Do not copy the pictures; transcribe all other material exactly.

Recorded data
>>>

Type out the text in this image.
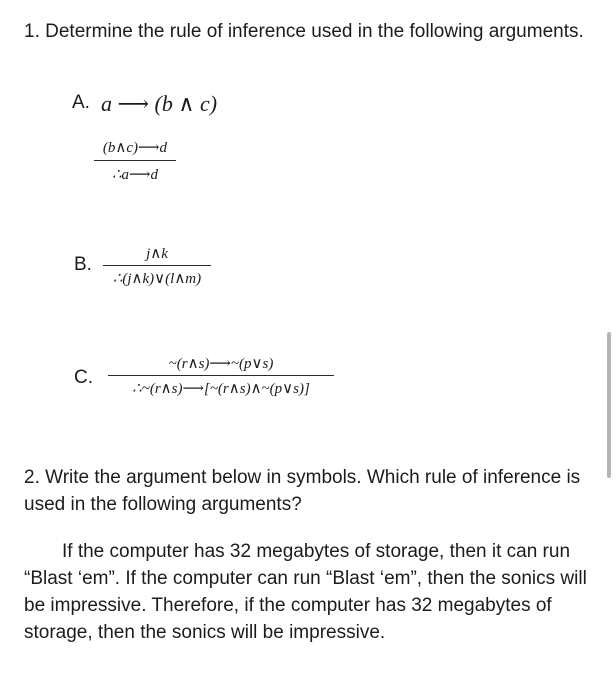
1. Determine the rule of inference used in the following arguments.
A. a ⟶ (b ∧ c)
(b∧c)⟶d
∴a⟶d
B.	j∧k
∴(j∧k)∨(l∧m)
C.
~(r∧s)⟶~(p∨s)
∴~(r∧s)⟶[~(r∧s)∧~(p∨s)]
2. Write the argument below in symbols. Which rule of inference is used in the following arguments?
If the computer has 32 megabytes of storage, then it can run “Blast ‘em”. If the computer can run “Blast ‘em”, then the sonics will be impressive. Therefore, if the computer has 32 megabytes of storage, then the sonics will be impressive.
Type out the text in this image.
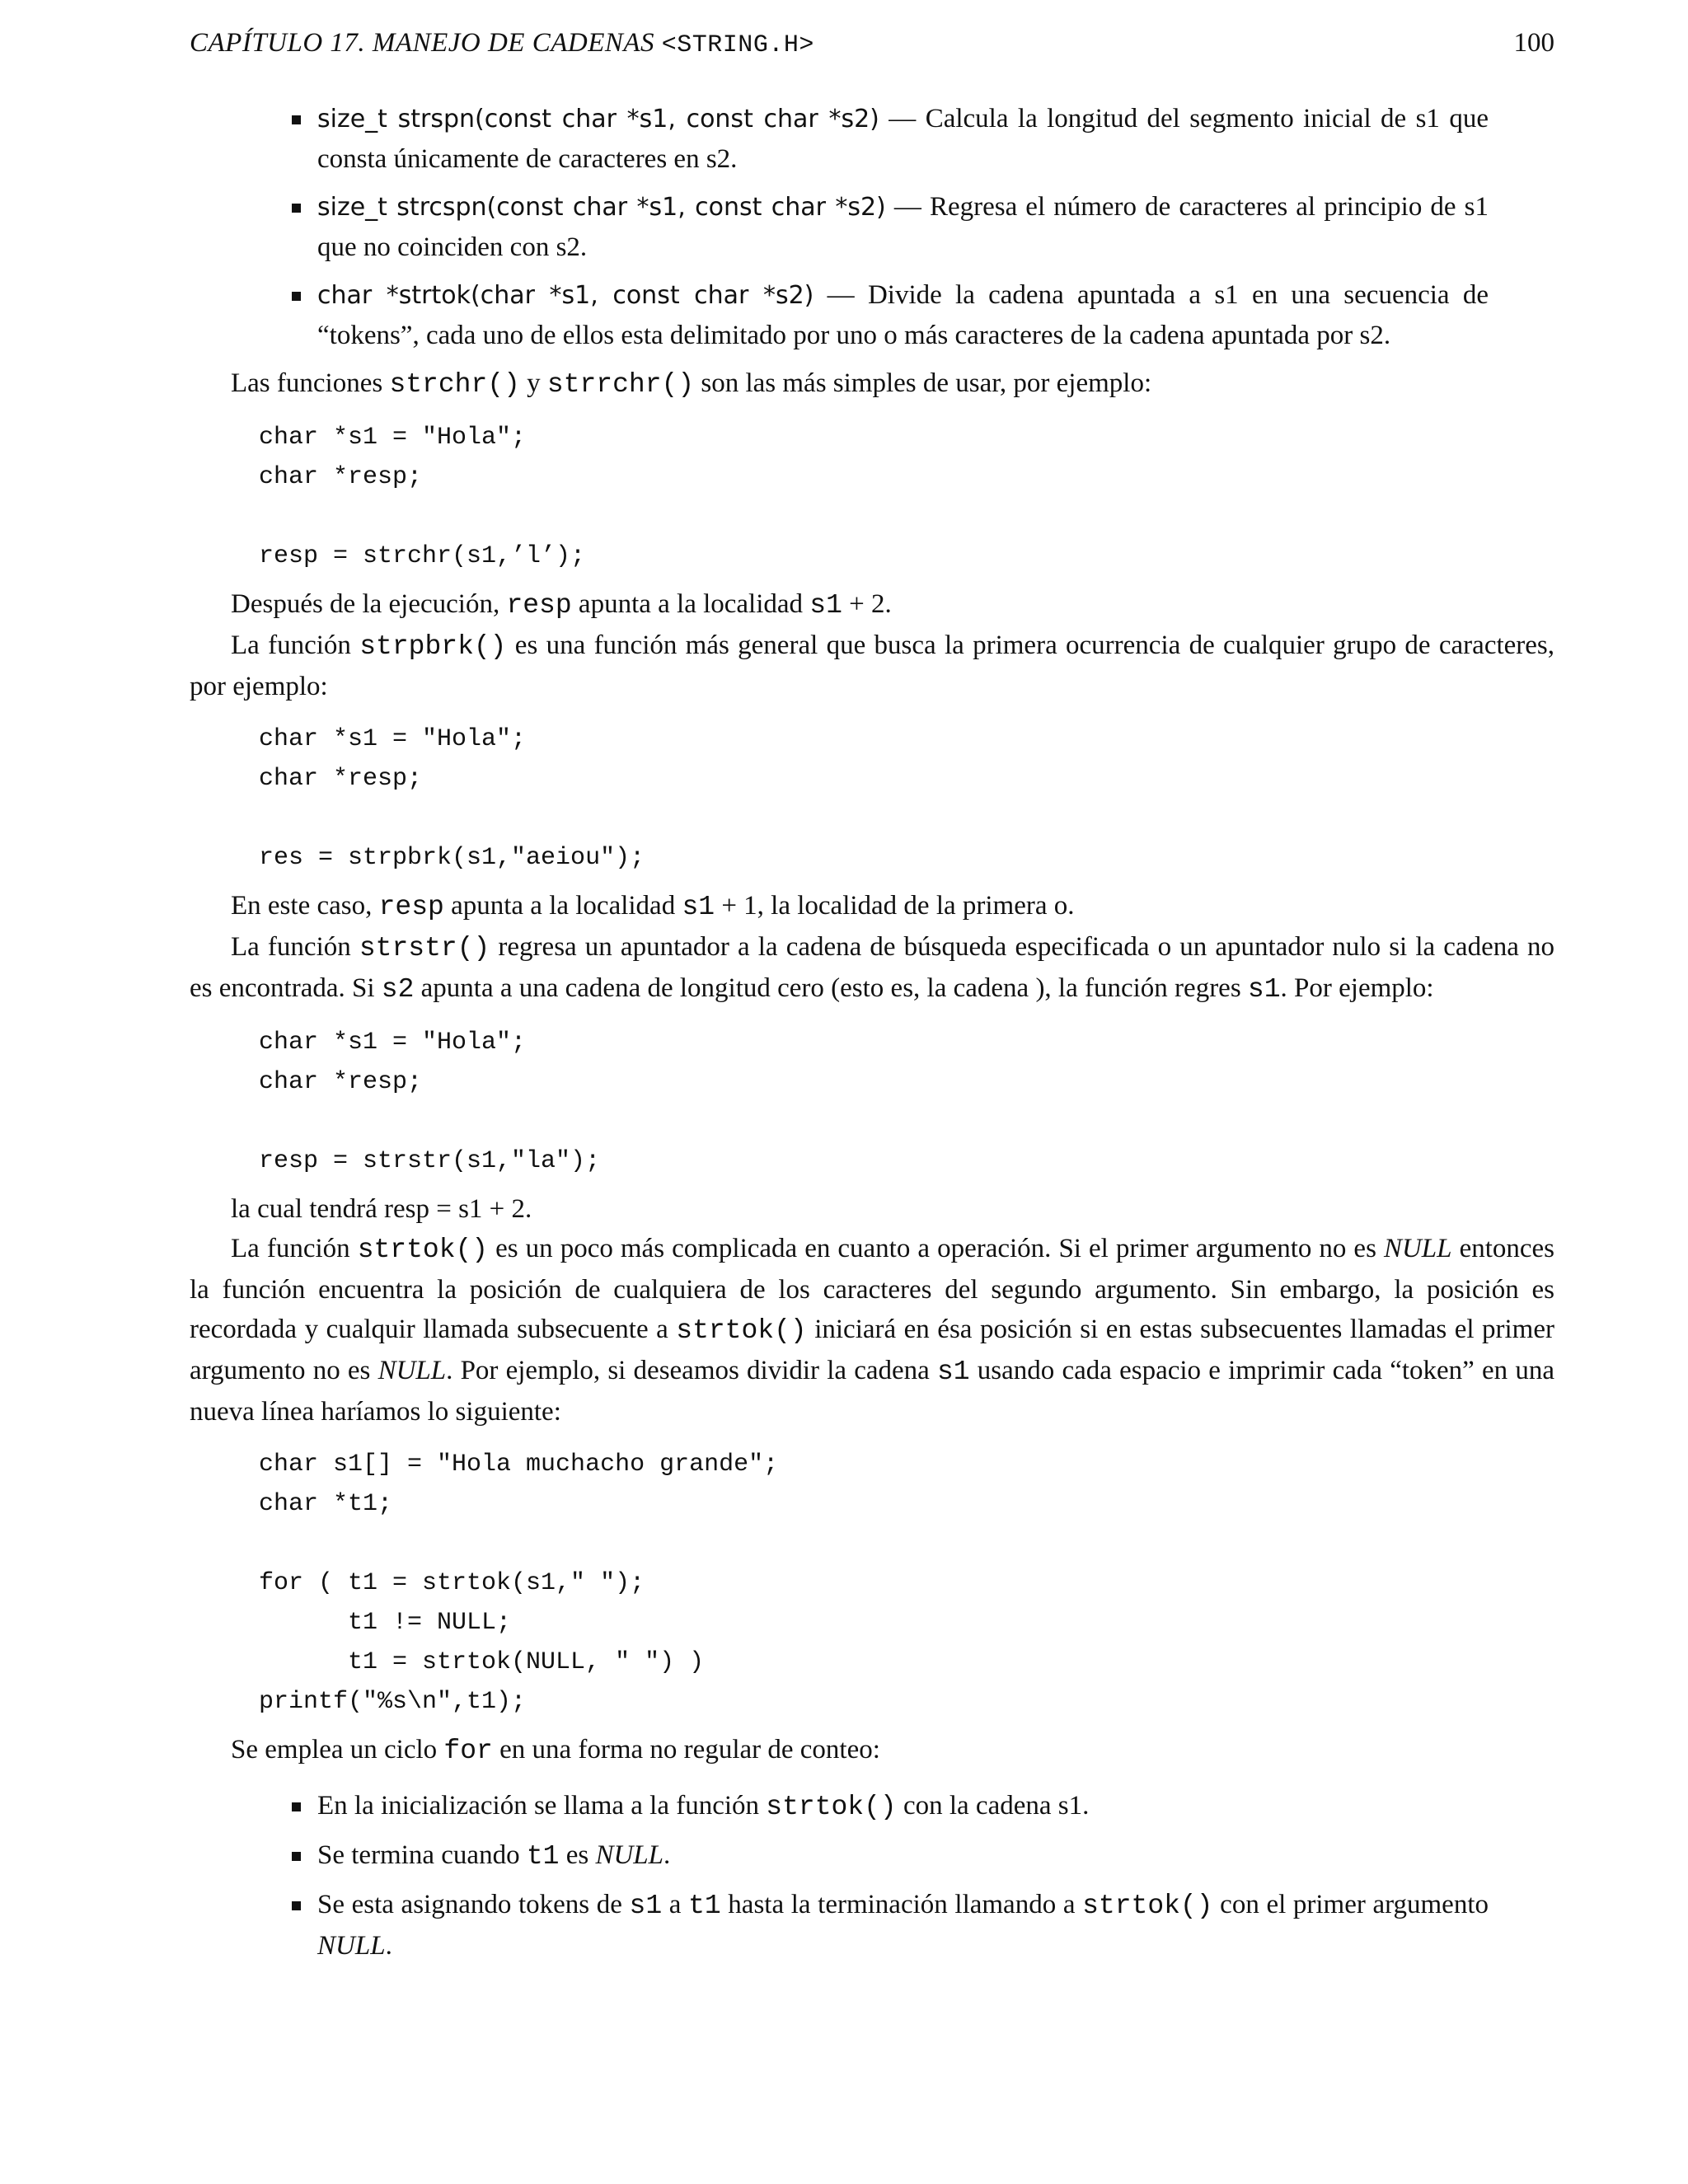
CAPÍTULO 17. MANEJO DE CADENAS <STRING.H>	100
size_t strspn(const char *s1, const char *s2) — Calcula la longitud del segmento inicial de s1 que consta únicamente de caracteres en s2.
size_t strcspn(const char *s1, const char *s2) — Regresa el número de caracteres al principio de s1 que no coinciden con s2.
char *strtok(char *s1, const char *s2) — Divide la cadena apuntada a s1 en una secuencia de “tokens”, cada uno de ellos esta delimitado por uno o más caracteres de la cadena apuntada por s2.

Las funciones strchr() y strrchr() son las más simples de usar, por ejemplo:

char *s1 = "Hola";
char *resp;

resp = strchr(s1,’l’);

Después de la ejecución, resp apunta a la localidad s1 + 2.

La función strpbrk() es una función más general que busca la primera ocurrencia de cualquier grupo de caracteres, por ejemplo:

char *s1 = "Hola";
char *resp;

res = strpbrk(s1,"aeiou");

En este caso, resp apunta a la localidad s1 + 1, la localidad de la primera o.

La función strstr() regresa un apuntador a la cadena de búsqueda especificada o un apuntador nulo si la cadena no es encontrada. Si s2 apunta a una cadena de longitud cero (esto es, la cadena ), la función regres s1. Por ejemplo:

char *s1 = "Hola";
char *resp;

resp = strstr(s1,"la");

la cual tendrá resp = s1 + 2.

La función strtok() es un poco más complicada en cuanto a operación. Si el primer argumento no es NULL entonces la función encuentra la posición de cualquiera de los caracteres del segundo argumento. Sin embargo, la posición es recordada y cualquir llamada subsecuente a strtok() iniciará en ésa posición si en estas subsecuentes llamadas el primer argumento no es NULL. Por ejemplo, si deseamos dividir la cadena s1 usando cada espacio e imprimir cada “token” en una nueva línea haríamos lo siguiente:

char s1[] = "Hola muchacho grande";
char *t1;

for ( t1 = strtok(s1," ");
t1 != NULL;
t1 = strtok(NULL, " ") )
printf("%s\n",t1);

Se emplea un ciclo for en una forma no regular de conteo:

En la inicialización se llama a la función strtok() con la cadena s1.
Se termina cuando t1 es NULL.
Se esta asignando tokens de s1 a t1 hasta la terminación llamando a strtok() con el primer argumento NULL.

<<<

Finished task =
Type out the text in this image.
1. Determine the rule of inference used in the following arguments.
A. a ⟶ (b ∧ c)
(b∧c)⟶d
∴a⟶d
B.	j∧k
∴(j∧k)∨(l∧m)
C.
~(r∧s)⟶~(p∨s)
∴~(r∧s)⟶[~(r∧s)∧~(p∨s)]
2. Write the argument below in symbols. Which rule of inference is used in the following arguments?
If the computer has 32 megabytes of storage, then it can run “Blast ‘em”. If the computer can run “Blast ‘em”, then the sonics will be impressive. Therefore, if the computer has 32 megabytes of storage, then the sonics will be impressive.
Type out the text in this image.
CAPÍTULO 17. MANEJO DE CADENAS <STRING.H>	100
size_t strspn(const char *s1, const char *s2) — Calcula la longitud del segmento inicial de s1 que consta únicamente de caracteres en s2.
size_t strcspn(const char *s1, const char *s2) — Regresa el número de caracteres al principio de s1 que no coinciden con s2.
char *strtok(char *s1, const char *s2) — Divide la cadena apuntada a s1 en una secuencia de “tokens”, cada uno de ellos esta delimitado por uno o más caracteres de la cadena apuntada por s2.

Las funciones strchr() y strrchr() son las más simples de usar, por ejemplo:

char *s1 = "Hola";
char *resp;

resp = strchr(s1,’l’);

Después de la ejecución, resp apunta a la localidad s1 + 2.

La función strpbrk() es una función más general que busca la primera ocurrencia de cualquier grupo de caracteres, por ejemplo:

char *s1 = "Hola";
char *resp;

res = strpbrk(s1,"aeiou");

En este caso, resp apunta a la localidad s1 + 1, la localidad de la primera o.

La función strstr() regresa un apuntador a la cadena de búsqueda especificada o un apuntador nulo si la cadena no es encontrada. Si s2 apunta a una cadena de longitud cero (esto es, la cadena ), la función regres s1. Por ejemplo:

char *s1 = "Hola";
char *resp;

resp = strstr(s1,"la");

la cual tendrá resp = s1 + 2.

La función strtok() es un poco más complicada en cuanto a operación. Si el primer argumento no es NULL entonces la función encuentra la posición de cualquiera de los caracteres del segundo argumento. Sin embargo, la posición es recordada y cualquir llamada subsecuente a strtok() iniciará en ésa posición si en estas subsecuentes llamadas el primer argumento no es NULL. Por ejemplo, si deseamos dividir la cadena s1 usando cada espacio e imprimir cada “token” en una nueva línea haríamos lo siguiente:

char s1[] = "Hola muchacho grande";
char *t1;

for ( t1 = strtok(s1," ");
t1 != NULL;
t1 = strtok(NULL, " ") )
printf("%s\n",t1);

Se emplea un ciclo for en una forma no regular de conteo:

En la inicialización se llama a la función strtok() con la cadena s1.
Se termina cuando t1 es NULL.
Se esta asignando tokens de s1 a t1 hasta la terminación llamando a strtok() con el primer argumento NULL.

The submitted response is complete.